Exercise task: Every line holding the string "adjusted" should be gathered.

===== Dataset excerpts

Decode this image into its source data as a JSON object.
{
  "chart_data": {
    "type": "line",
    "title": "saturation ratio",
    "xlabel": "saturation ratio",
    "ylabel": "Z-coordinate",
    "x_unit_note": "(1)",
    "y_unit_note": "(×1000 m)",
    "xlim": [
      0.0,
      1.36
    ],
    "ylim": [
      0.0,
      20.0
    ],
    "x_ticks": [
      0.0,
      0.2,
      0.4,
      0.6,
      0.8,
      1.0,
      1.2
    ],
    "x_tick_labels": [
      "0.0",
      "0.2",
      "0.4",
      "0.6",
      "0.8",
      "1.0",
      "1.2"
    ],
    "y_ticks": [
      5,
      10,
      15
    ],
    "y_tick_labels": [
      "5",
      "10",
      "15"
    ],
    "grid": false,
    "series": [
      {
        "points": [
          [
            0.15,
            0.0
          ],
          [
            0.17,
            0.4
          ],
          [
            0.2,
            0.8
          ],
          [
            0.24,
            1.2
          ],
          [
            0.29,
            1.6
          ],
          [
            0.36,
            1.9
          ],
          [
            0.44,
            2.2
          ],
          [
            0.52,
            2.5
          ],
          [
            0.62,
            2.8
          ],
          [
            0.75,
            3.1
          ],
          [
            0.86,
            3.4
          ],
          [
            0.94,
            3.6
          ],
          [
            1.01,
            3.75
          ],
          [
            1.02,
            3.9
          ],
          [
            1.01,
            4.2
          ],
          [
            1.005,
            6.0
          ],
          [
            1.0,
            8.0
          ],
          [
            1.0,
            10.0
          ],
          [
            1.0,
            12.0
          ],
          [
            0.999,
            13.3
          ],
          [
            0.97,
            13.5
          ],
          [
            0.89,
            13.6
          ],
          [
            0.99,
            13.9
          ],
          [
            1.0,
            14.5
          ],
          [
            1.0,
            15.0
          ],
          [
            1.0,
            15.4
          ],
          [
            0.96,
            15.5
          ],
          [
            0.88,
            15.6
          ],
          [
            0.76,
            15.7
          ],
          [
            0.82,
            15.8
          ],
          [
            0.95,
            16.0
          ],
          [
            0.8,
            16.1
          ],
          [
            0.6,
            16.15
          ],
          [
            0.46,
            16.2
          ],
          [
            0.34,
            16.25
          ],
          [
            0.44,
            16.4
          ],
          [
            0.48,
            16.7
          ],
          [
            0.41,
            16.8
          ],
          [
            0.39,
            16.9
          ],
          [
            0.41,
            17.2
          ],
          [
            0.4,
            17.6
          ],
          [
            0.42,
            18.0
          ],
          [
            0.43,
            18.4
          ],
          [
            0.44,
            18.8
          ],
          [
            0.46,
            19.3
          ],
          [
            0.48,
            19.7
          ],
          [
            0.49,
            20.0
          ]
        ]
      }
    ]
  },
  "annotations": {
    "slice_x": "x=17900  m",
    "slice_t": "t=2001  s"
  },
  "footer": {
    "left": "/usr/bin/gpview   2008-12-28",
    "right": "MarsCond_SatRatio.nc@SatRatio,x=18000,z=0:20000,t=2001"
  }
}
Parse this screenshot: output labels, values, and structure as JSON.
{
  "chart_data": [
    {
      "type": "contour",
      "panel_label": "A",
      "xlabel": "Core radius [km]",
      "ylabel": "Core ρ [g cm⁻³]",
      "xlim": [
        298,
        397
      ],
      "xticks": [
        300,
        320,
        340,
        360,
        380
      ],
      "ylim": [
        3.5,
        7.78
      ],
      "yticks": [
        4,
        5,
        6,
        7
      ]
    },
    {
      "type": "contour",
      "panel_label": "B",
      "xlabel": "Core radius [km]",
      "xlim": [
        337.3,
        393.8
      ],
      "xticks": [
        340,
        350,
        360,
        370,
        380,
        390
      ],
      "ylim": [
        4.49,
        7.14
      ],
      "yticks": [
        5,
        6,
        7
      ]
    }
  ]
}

==========
===== Dataset excerpts

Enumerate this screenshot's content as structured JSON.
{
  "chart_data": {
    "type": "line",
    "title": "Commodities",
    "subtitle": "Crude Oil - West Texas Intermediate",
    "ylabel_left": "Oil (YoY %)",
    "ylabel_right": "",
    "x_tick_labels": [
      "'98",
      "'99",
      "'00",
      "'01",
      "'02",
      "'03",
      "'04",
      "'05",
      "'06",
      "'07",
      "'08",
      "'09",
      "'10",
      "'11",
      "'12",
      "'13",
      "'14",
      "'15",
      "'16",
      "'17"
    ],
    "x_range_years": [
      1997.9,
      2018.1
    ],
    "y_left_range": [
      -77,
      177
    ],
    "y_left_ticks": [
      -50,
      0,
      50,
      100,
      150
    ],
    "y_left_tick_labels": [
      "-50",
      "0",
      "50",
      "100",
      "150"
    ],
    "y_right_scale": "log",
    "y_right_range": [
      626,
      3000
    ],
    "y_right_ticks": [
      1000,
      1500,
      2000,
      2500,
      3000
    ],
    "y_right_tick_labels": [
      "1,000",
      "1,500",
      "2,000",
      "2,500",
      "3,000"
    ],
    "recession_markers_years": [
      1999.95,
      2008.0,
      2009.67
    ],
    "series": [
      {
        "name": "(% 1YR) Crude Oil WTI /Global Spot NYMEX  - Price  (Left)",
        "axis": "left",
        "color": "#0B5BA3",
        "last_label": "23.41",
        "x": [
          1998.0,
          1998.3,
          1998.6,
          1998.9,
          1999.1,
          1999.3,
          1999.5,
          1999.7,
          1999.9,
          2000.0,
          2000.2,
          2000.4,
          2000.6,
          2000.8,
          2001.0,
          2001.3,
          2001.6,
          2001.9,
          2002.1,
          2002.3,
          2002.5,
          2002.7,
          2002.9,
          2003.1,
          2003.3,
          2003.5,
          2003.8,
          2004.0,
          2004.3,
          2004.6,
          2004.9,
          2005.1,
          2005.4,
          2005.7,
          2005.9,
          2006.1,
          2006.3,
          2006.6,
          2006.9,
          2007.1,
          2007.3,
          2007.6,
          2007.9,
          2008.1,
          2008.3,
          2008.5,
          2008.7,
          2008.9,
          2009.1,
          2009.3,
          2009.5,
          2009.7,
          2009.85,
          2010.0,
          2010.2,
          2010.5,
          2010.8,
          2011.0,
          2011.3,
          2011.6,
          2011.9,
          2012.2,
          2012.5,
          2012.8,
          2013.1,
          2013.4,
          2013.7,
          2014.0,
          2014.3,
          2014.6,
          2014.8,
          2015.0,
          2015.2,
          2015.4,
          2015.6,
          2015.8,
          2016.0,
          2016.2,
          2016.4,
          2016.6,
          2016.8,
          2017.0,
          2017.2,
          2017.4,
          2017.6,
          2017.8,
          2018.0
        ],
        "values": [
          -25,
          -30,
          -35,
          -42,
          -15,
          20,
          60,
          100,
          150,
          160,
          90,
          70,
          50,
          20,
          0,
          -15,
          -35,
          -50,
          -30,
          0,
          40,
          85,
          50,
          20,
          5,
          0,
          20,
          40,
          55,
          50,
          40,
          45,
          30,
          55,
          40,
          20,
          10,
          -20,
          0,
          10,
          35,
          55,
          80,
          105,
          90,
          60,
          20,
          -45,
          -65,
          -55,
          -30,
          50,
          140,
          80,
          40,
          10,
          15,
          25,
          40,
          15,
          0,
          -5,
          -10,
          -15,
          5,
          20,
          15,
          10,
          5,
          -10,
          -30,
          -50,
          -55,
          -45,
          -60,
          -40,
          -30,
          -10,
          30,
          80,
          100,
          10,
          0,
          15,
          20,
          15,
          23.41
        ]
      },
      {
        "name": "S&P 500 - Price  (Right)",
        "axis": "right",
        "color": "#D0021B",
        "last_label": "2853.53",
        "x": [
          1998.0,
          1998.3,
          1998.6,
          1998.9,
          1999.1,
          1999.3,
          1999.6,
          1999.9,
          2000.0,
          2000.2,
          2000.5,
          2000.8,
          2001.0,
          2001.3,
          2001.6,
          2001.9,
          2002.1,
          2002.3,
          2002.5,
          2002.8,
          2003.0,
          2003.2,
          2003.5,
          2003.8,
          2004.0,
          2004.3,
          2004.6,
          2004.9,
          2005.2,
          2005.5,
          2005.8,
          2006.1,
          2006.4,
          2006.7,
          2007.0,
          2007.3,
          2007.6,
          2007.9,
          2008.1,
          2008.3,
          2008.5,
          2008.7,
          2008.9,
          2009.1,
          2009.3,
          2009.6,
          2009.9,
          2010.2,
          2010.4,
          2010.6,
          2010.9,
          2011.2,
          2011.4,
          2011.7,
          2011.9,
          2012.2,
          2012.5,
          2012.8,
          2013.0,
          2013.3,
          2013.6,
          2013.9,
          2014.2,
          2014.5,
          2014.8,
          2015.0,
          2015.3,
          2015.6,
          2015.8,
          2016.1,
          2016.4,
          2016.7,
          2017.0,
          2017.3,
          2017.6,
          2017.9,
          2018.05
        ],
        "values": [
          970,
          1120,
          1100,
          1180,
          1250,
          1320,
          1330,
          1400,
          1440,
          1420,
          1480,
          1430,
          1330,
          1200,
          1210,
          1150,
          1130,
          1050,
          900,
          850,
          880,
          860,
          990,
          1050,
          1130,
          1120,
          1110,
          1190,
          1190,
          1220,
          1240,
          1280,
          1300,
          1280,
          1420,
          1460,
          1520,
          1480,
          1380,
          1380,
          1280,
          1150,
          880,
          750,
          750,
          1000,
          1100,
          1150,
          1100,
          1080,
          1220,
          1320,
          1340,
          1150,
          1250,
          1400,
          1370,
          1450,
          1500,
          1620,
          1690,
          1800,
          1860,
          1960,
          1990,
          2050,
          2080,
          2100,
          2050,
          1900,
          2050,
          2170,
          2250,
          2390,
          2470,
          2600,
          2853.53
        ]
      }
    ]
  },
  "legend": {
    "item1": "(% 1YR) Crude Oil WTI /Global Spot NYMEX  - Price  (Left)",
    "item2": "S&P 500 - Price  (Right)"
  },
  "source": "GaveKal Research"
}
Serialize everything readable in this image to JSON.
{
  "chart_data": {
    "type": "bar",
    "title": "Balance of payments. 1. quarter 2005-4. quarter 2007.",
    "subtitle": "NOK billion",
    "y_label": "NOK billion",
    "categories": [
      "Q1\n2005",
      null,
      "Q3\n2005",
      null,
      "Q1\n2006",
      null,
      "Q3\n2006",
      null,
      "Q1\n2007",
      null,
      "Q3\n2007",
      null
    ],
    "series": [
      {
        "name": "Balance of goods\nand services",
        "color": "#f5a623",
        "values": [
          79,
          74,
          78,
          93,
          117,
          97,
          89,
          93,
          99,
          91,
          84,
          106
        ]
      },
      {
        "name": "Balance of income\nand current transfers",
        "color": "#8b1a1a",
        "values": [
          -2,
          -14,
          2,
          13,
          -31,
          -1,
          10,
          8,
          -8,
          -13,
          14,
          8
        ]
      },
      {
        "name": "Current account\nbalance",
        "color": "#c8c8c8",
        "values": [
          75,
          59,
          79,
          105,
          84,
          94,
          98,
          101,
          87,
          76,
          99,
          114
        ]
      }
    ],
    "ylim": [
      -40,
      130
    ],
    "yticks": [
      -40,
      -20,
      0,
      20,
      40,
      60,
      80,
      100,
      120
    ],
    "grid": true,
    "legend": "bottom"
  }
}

==========
===== Dataset excerpts

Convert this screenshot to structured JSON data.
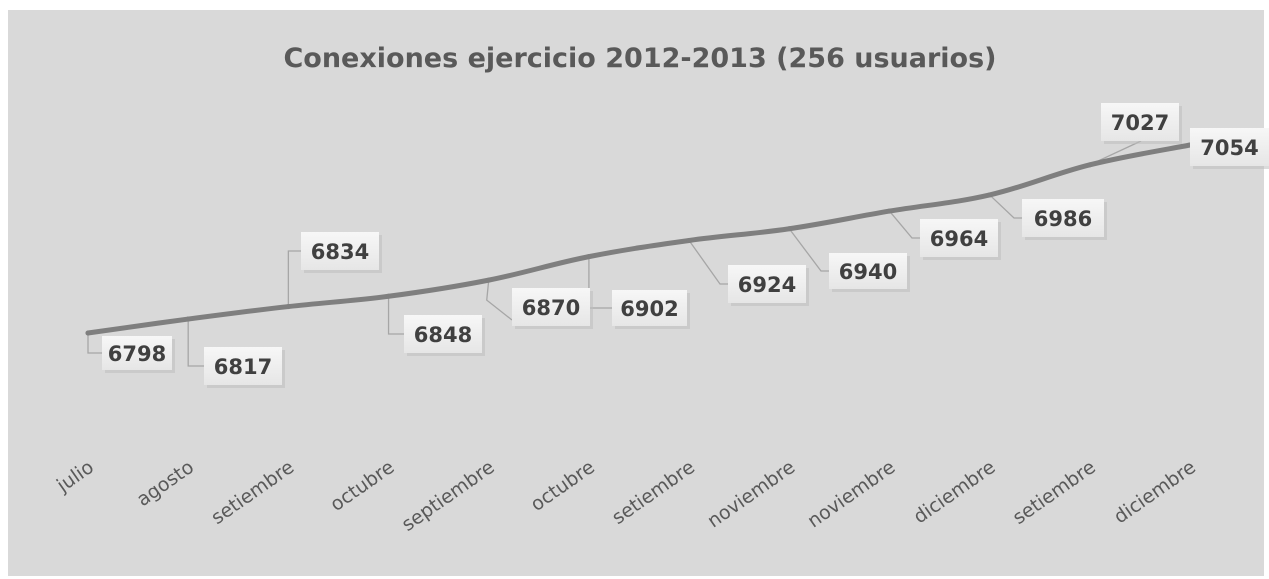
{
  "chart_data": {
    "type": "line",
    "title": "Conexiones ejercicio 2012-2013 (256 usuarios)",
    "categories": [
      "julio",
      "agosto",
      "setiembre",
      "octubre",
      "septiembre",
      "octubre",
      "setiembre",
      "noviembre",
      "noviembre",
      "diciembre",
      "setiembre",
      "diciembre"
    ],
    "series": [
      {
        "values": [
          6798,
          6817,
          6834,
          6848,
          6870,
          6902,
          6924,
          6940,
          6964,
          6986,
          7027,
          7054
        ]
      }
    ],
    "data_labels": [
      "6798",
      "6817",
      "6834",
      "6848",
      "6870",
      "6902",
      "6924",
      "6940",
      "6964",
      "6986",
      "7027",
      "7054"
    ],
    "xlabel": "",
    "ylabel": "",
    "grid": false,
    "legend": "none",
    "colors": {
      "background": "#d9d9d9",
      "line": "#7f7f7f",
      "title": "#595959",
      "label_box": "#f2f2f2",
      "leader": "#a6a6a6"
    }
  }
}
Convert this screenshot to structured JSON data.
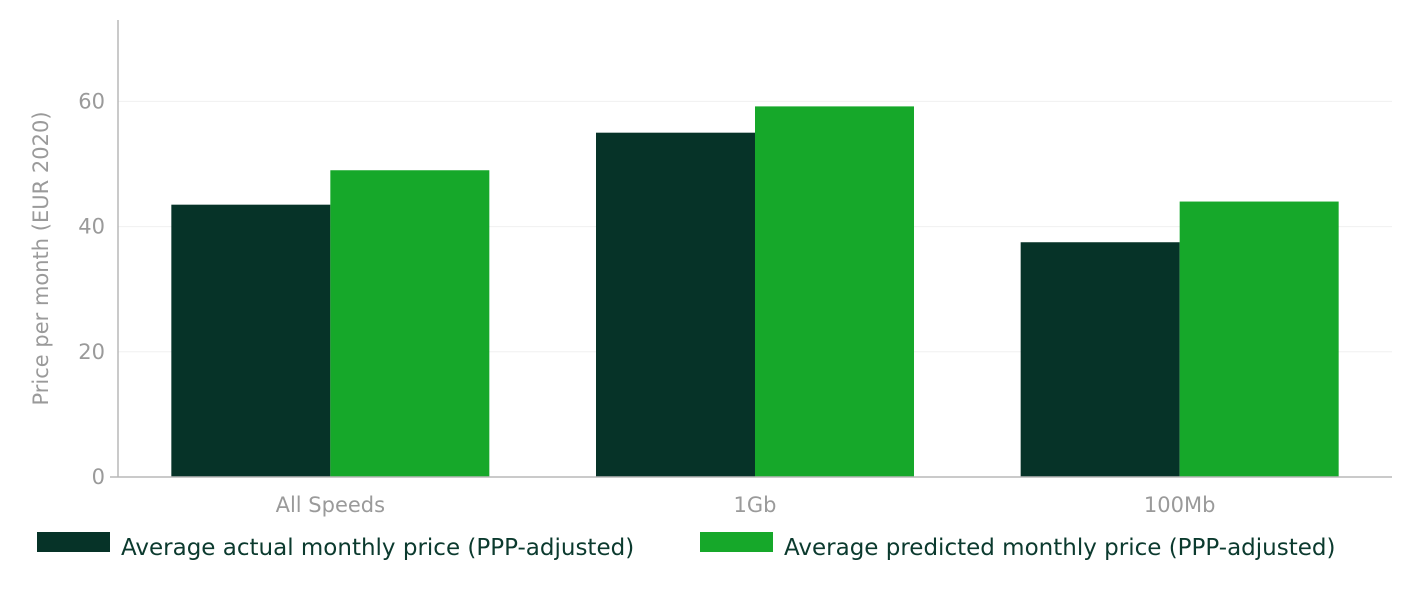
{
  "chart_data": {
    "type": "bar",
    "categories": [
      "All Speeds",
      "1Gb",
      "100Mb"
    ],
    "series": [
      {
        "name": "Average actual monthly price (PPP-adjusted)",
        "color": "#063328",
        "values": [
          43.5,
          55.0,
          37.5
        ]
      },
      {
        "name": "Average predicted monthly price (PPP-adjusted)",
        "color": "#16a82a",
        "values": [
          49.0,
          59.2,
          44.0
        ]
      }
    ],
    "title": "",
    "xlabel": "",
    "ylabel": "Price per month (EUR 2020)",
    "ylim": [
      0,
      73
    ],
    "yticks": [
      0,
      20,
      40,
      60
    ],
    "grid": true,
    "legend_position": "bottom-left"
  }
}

==========

Result for this exercise:
        "name": "Average actual monthly price (PPP-adjusted)",
        "name": "Average predicted monthly price (PPP-adjusted)",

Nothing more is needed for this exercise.